## [What you are asked to do]
Which lines hold the word "外部占用"? Copy each of them from the material.

## [Entries shown]

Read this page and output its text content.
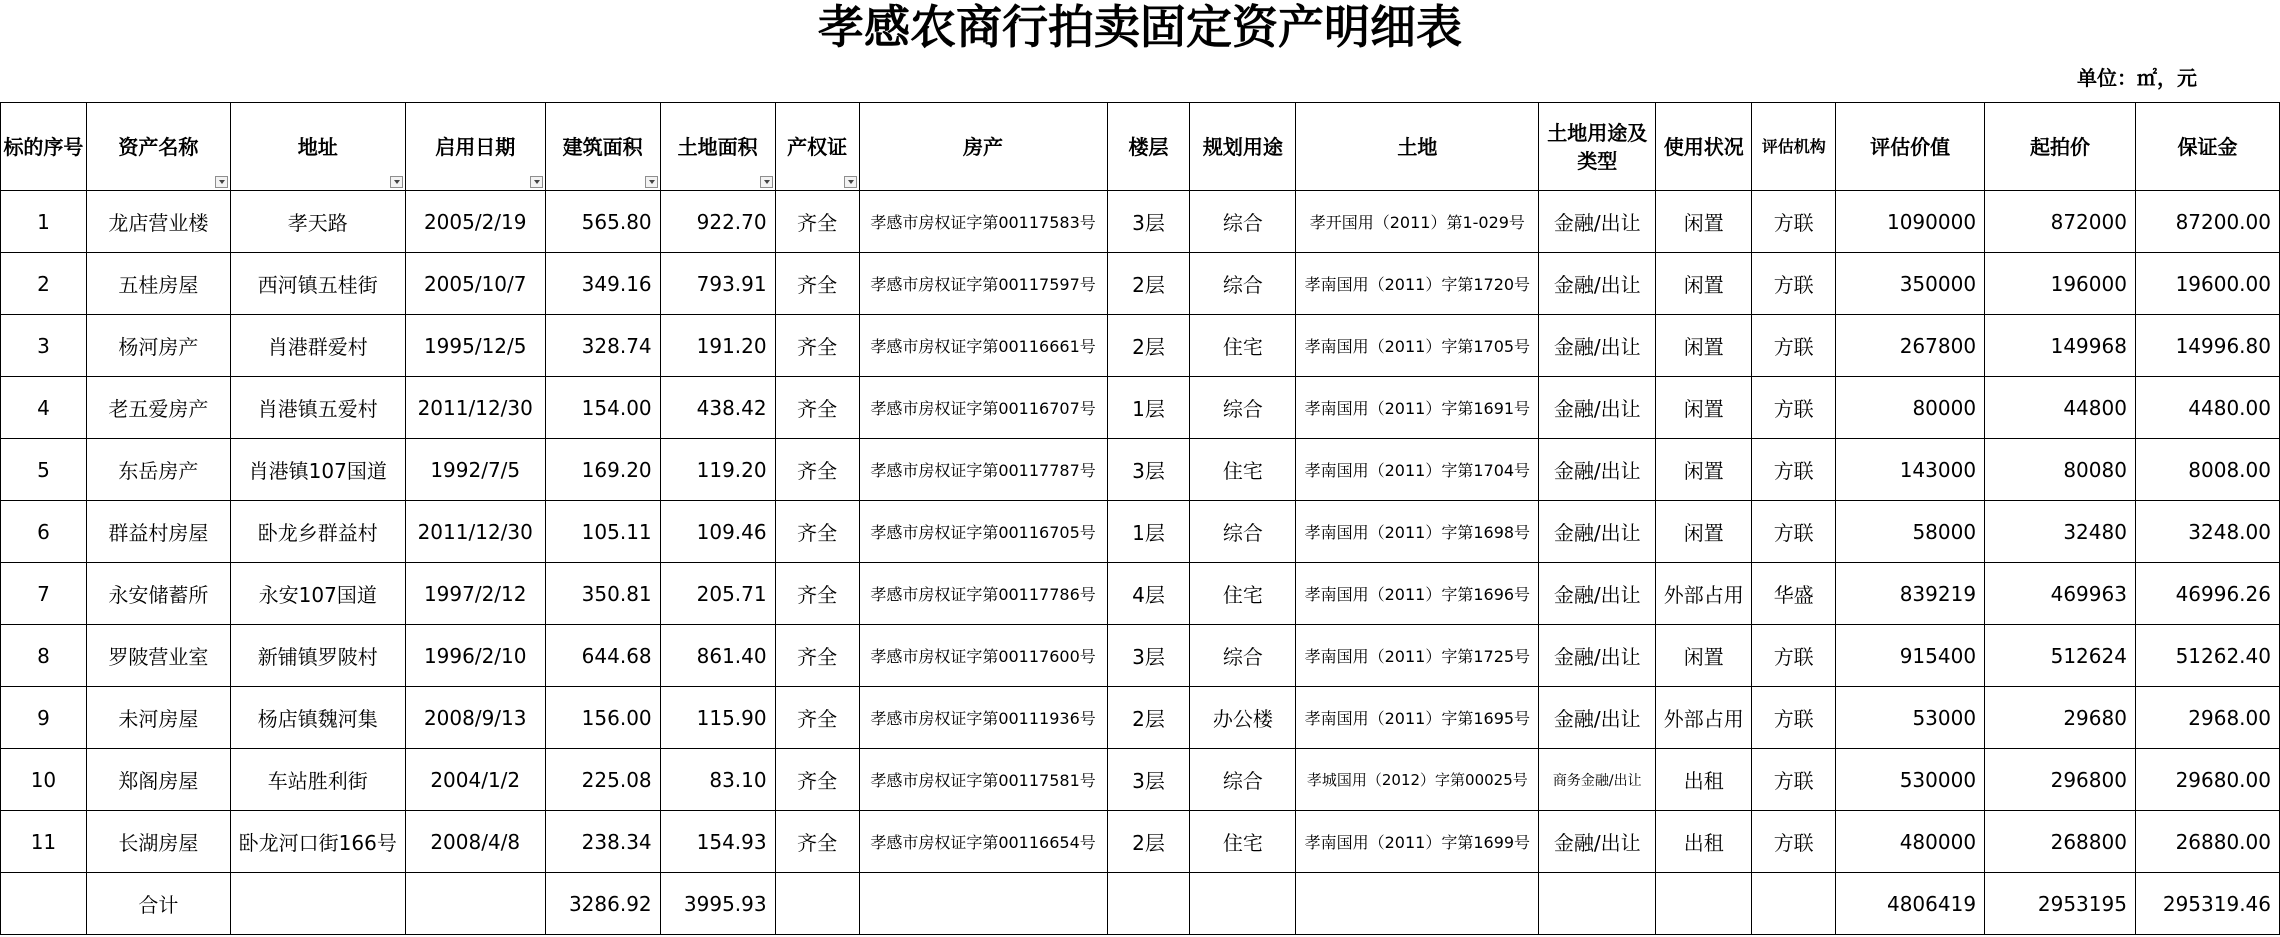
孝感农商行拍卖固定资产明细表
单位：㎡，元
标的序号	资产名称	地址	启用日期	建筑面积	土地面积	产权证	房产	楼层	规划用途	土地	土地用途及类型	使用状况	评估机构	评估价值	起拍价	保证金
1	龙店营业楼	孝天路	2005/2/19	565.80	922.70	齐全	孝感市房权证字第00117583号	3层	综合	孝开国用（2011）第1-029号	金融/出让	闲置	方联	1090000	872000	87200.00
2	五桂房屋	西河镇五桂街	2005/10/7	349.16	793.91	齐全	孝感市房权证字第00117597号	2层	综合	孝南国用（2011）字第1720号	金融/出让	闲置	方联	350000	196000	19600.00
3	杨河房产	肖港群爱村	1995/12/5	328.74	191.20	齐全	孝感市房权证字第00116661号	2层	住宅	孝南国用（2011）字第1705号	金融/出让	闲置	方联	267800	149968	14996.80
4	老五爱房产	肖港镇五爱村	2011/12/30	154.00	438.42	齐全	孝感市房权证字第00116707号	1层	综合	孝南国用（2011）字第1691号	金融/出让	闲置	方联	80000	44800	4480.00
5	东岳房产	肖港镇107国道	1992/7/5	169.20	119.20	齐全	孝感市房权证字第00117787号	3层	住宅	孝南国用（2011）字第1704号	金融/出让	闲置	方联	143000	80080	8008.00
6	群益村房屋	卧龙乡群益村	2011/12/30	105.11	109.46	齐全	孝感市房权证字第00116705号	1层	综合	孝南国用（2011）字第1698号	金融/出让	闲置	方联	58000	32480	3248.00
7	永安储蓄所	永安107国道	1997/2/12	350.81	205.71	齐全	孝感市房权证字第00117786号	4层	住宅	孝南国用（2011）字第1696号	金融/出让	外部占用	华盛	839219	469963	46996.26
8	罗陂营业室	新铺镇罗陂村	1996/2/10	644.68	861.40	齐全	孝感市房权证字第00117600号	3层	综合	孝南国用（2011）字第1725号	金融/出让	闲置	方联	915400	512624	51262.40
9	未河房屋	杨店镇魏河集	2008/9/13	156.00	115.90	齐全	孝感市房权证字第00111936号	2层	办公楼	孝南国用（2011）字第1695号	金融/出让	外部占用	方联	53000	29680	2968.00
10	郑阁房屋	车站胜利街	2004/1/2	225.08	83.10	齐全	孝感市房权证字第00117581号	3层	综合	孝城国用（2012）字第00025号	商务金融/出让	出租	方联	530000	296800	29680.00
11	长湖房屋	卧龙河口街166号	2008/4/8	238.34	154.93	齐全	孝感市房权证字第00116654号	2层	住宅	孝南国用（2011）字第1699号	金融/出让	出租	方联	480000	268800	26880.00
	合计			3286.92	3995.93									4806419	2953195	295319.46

## [Answer to the problem]
7	永安储蓄所	永安107国道	1997/2/12	350.81	205.71	齐全	孝感市房权证字第00117786号	4层	住宅	孝南国用（2011）字第1696号	金融/出让	外部占用	华盛	839219	469963	46996.26
9	未河房屋	杨店镇魏河集	2008/9/13	156.00	115.90	齐全	孝感市房权证字第00111936号	2层	办公楼	孝南国用（2011）字第1695号	金融/出让	外部占用	方联	53000	29680	2968.00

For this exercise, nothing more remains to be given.